## Begin
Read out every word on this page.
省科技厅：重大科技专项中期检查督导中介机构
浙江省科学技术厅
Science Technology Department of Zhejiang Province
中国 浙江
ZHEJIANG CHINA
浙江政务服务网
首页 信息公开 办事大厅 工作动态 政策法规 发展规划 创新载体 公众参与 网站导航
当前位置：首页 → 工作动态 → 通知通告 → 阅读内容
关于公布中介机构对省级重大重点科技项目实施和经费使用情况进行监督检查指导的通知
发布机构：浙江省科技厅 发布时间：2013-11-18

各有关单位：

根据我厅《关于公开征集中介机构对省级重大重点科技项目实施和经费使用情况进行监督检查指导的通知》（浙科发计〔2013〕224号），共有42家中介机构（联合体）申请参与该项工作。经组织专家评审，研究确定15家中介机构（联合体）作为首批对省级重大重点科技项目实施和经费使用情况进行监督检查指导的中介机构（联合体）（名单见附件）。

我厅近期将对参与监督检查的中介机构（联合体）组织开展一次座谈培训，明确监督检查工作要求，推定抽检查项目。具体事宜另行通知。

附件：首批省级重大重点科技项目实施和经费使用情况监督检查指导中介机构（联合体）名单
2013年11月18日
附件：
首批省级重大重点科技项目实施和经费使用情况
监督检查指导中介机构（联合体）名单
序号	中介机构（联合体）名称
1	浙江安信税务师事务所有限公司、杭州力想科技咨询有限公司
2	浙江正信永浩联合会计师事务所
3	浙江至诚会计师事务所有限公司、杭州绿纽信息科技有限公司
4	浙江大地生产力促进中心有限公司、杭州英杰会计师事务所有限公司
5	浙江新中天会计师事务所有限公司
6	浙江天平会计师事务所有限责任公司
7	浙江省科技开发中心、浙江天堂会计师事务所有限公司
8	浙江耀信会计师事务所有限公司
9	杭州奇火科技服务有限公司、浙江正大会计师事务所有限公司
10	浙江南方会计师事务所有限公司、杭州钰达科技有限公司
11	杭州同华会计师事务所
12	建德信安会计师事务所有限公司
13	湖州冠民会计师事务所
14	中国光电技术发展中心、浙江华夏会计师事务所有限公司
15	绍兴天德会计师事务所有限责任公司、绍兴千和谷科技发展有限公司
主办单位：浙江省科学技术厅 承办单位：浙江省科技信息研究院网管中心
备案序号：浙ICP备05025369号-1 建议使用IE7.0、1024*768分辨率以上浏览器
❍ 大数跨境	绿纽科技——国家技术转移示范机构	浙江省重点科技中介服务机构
## End
All of the entries should be written out again exactly.

TASK RESULT -
Read out every word on this page.
省科技厅：重大科技专项中期检查督导中介机构
浙江省科学技术厅
Science Technology Department of Zhejiang Province
中国 浙江
ZHEJIANG CHINA
浙江政务服务网
首页 信息公开 办事大厅 工作动态 政策法规 发展规划 创新载体 公众参与 网站导航
当前位置：首页 → 工作动态 → 通知通告 → 阅读内容
关于公布中介机构对省级重大重点科技项目实施和经费使用情况进行监督检查指导的通知
发布机构：浙江省科技厅 发布时间：2013-11-18

各有关单位：

根据我厅《关于公开征集中介机构对省级重大重点科技项目实施和经费使用情况进行监督检查指导的通知》（浙科发计〔2013〕224号），共有42家中介机构（联合体）申请参与该项工作。经组织专家评审，研究确定15家中介机构（联合体）作为首批对省级重大重点科技项目实施和经费使用情况进行监督检查指导的中介机构（联合体）（名单见附件）。

我厅近期将对参与监督检查的中介机构（联合体）组织开展一次座谈培训，明确监督检查工作要求，推定抽检查项目。具体事宜另行通知。

附件：首批省级重大重点科技项目实施和经费使用情况监督检查指导中介机构（联合体）名单
2013年11月18日
附件：
首批省级重大重点科技项目实施和经费使用情况
监督检查指导中介机构（联合体）名单
序号	中介机构（联合体）名称
1	浙江安信税务师事务所有限公司、杭州力想科技咨询有限公司
2	浙江正信永浩联合会计师事务所
3	浙江至诚会计师事务所有限公司、杭州绿纽信息科技有限公司
4	浙江大地生产力促进中心有限公司、杭州英杰会计师事务所有限公司
5	浙江新中天会计师事务所有限公司
6	浙江天平会计师事务所有限责任公司
7	浙江省科技开发中心、浙江天堂会计师事务所有限公司
8	浙江耀信会计师事务所有限公司
9	杭州奇火科技服务有限公司、浙江正大会计师事务所有限公司
10	浙江南方会计师事务所有限公司、杭州钰达科技有限公司
11	杭州同华会计师事务所
12	建德信安会计师事务所有限公司
13	湖州冠民会计师事务所
14	中国光电技术发展中心、浙江华夏会计师事务所有限公司
15	绍兴天德会计师事务所有限责任公司、绍兴千和谷科技发展有限公司
主办单位：浙江省科学技术厅 承办单位：浙江省科技信息研究院网管中心
备案序号：浙ICP备05025369号-1 建议使用IE7.0、1024*768分辨率以上浏览器
❍ 大数跨境	绿纽科技——国家技术转移示范机构	浙江省重点科技中介服务机构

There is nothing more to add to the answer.